▽

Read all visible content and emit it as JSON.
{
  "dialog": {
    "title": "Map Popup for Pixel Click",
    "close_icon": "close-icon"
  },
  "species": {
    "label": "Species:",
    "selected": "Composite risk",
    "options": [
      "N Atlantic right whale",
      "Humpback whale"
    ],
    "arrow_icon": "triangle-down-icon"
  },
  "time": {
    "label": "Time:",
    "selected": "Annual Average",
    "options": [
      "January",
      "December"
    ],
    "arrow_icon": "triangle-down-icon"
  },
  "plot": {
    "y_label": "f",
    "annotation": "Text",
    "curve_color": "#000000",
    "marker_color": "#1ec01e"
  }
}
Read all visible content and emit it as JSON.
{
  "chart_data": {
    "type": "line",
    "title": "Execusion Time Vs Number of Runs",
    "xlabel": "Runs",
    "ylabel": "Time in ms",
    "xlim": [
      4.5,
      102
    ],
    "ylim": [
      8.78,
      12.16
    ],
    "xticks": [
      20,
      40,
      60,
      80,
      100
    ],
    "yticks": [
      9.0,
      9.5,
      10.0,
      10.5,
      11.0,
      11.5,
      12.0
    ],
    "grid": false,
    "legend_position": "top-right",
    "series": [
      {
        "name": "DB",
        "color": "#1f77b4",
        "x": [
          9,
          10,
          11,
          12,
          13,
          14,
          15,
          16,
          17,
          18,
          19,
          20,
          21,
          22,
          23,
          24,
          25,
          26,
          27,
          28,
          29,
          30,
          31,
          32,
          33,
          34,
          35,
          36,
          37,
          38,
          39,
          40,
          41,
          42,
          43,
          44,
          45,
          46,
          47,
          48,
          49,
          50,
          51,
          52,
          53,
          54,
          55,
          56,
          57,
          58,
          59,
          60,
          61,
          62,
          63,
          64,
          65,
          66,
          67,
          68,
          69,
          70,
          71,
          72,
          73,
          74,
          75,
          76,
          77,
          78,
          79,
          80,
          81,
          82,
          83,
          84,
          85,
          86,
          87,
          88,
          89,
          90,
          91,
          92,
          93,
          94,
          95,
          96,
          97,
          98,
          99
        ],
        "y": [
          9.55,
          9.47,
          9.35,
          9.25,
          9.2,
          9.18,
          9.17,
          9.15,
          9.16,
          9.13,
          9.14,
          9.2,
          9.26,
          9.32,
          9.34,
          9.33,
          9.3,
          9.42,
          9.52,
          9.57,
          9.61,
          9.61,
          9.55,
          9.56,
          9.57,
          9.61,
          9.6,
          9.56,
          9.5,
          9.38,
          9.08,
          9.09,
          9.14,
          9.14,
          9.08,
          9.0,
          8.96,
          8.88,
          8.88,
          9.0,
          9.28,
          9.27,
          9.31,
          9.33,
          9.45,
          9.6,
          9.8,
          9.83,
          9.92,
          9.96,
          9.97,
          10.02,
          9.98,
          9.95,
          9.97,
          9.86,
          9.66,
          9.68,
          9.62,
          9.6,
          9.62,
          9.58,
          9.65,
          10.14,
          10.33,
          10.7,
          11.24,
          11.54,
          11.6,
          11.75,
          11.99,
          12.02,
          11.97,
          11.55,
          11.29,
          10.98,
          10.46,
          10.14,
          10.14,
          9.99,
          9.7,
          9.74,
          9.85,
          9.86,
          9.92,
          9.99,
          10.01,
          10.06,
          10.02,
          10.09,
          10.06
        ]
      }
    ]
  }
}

△

Set task: Your task is to quote all of the data word for word.

Completed exercise:
Read all visible content and emit it as JSON.
{
  "dialog": {
    "title": "Map Popup for Pixel Click",
    "close_icon": "close-icon"
  },
  "species": {
    "label": "Species:",
    "selected": "Composite risk",
    "options": [
      "N Atlantic right whale",
      "Humpback whale"
    ],
    "arrow_icon": "triangle-down-icon"
  },
  "time": {
    "label": "Time:",
    "selected": "Annual Average",
    "options": [
      "January",
      "December"
    ],
    "arrow_icon": "triangle-down-icon"
  },
  "plot": {
    "y_label": "f",
    "annotation": "Text",
    "curve_color": "#000000",
    "marker_color": "#1ec01e"
  }
}
Read all visible content and emit it as JSON.
{
  "chart_data": {
    "type": "line",
    "title": "Execusion Time Vs Number of Runs",
    "xlabel": "Runs",
    "ylabel": "Time in ms",
    "xlim": [
      4.5,
      102
    ],
    "ylim": [
      8.78,
      12.16
    ],
    "xticks": [
      20,
      40,
      60,
      80,
      100
    ],
    "yticks": [
      9.0,
      9.5,
      10.0,
      10.5,
      11.0,
      11.5,
      12.0
    ],
    "grid": false,
    "legend_position": "top-right",
    "series": [
      {
        "name": "DB",
        "color": "#1f77b4",
        "x": [
          9,
          10,
          11,
          12,
          13,
          14,
          15,
          16,
          17,
          18,
          19,
          20,
          21,
          22,
          23,
          24,
          25,
          26,
          27,
          28,
          29,
          30,
          31,
          32,
          33,
          34,
          35,
          36,
          37,
          38,
          39,
          40,
          41,
          42,
          43,
          44,
          45,
          46,
          47,
          48,
          49,
          50,
          51,
          52,
          53,
          54,
          55,
          56,
          57,
          58,
          59,
          60,
          61,
          62,
          63,
          64,
          65,
          66,
          67,
          68,
          69,
          70,
          71,
          72,
          73,
          74,
          75,
          76,
          77,
          78,
          79,
          80,
          81,
          82,
          83,
          84,
          85,
          86,
          87,
          88,
          89,
          90,
          91,
          92,
          93,
          94,
          95,
          96,
          97,
          98,
          99
        ],
        "y": [
          9.55,
          9.47,
          9.35,
          9.25,
          9.2,
          9.18,
          9.17,
          9.15,
          9.16,
          9.13,
          9.14,
          9.2,
          9.26,
          9.32,
          9.34,
          9.33,
          9.3,
          9.42,
          9.52,
          9.57,
          9.61,
          9.61,
          9.55,
          9.56,
          9.57,
          9.61,
          9.6,
          9.56,
          9.5,
          9.38,
          9.08,
          9.09,
          9.14,
          9.14,
          9.08,
          9.0,
          8.96,
          8.88,
          8.88,
          9.0,
          9.28,
          9.27,
          9.31,
          9.33,
          9.45,
          9.6,
          9.8,
          9.83,
          9.92,
          9.96,
          9.97,
          10.02,
          9.98,
          9.95,
          9.97,
          9.86,
          9.66,
          9.68,
          9.62,
          9.6,
          9.62,
          9.58,
          9.65,
          10.14,
          10.33,
          10.7,
          11.24,
          11.54,
          11.6,
          11.75,
          11.99,
          12.02,
          11.97,
          11.55,
          11.29,
          10.98,
          10.46,
          10.14,
          10.14,
          9.99,
          9.7,
          9.74,
          9.85,
          9.86,
          9.92,
          9.99,
          10.01,
          10.06,
          10.02,
          10.09,
          10.06
        ]
      }
    ]
  }
}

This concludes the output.